---------- Data rows ----------
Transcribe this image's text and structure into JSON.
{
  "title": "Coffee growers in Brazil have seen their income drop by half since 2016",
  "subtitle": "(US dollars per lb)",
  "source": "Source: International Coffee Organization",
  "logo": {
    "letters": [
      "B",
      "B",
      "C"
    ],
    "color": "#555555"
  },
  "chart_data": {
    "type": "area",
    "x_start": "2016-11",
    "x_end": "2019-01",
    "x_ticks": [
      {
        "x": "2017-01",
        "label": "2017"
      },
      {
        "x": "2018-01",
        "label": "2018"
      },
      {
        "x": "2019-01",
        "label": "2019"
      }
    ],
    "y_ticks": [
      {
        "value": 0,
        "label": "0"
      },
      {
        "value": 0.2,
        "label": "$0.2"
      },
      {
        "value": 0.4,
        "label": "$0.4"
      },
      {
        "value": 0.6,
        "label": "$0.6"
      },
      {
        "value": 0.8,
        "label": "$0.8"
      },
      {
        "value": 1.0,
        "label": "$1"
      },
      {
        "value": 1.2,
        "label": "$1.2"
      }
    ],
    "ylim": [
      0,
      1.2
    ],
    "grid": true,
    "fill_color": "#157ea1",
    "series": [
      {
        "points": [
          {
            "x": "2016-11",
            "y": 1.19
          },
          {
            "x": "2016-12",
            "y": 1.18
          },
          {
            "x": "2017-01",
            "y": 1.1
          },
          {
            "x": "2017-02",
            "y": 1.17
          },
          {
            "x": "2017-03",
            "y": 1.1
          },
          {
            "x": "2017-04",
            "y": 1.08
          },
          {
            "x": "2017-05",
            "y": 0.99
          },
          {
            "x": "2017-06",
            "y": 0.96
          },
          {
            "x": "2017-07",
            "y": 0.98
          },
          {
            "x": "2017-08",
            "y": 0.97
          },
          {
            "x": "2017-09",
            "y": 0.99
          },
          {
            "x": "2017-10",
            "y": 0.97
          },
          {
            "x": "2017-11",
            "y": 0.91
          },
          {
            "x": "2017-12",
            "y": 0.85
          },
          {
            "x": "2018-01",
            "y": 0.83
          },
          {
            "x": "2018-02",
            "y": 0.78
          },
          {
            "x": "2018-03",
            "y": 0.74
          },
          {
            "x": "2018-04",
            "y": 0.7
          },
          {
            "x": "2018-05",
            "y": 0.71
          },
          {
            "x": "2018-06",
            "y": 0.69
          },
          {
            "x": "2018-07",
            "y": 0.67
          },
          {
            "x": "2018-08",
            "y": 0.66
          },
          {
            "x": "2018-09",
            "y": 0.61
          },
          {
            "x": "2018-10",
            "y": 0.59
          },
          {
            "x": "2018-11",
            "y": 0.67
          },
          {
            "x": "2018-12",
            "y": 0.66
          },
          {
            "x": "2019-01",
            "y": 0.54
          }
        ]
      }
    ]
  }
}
----------
Exercise requirements: Every line of the listing that holds "Coffee" should be found and copied.

Exercise response:
  "title": "Coffee growers in Brazil have seen their income drop by half since 2016",
  "source": "Source: International Coffee Organization",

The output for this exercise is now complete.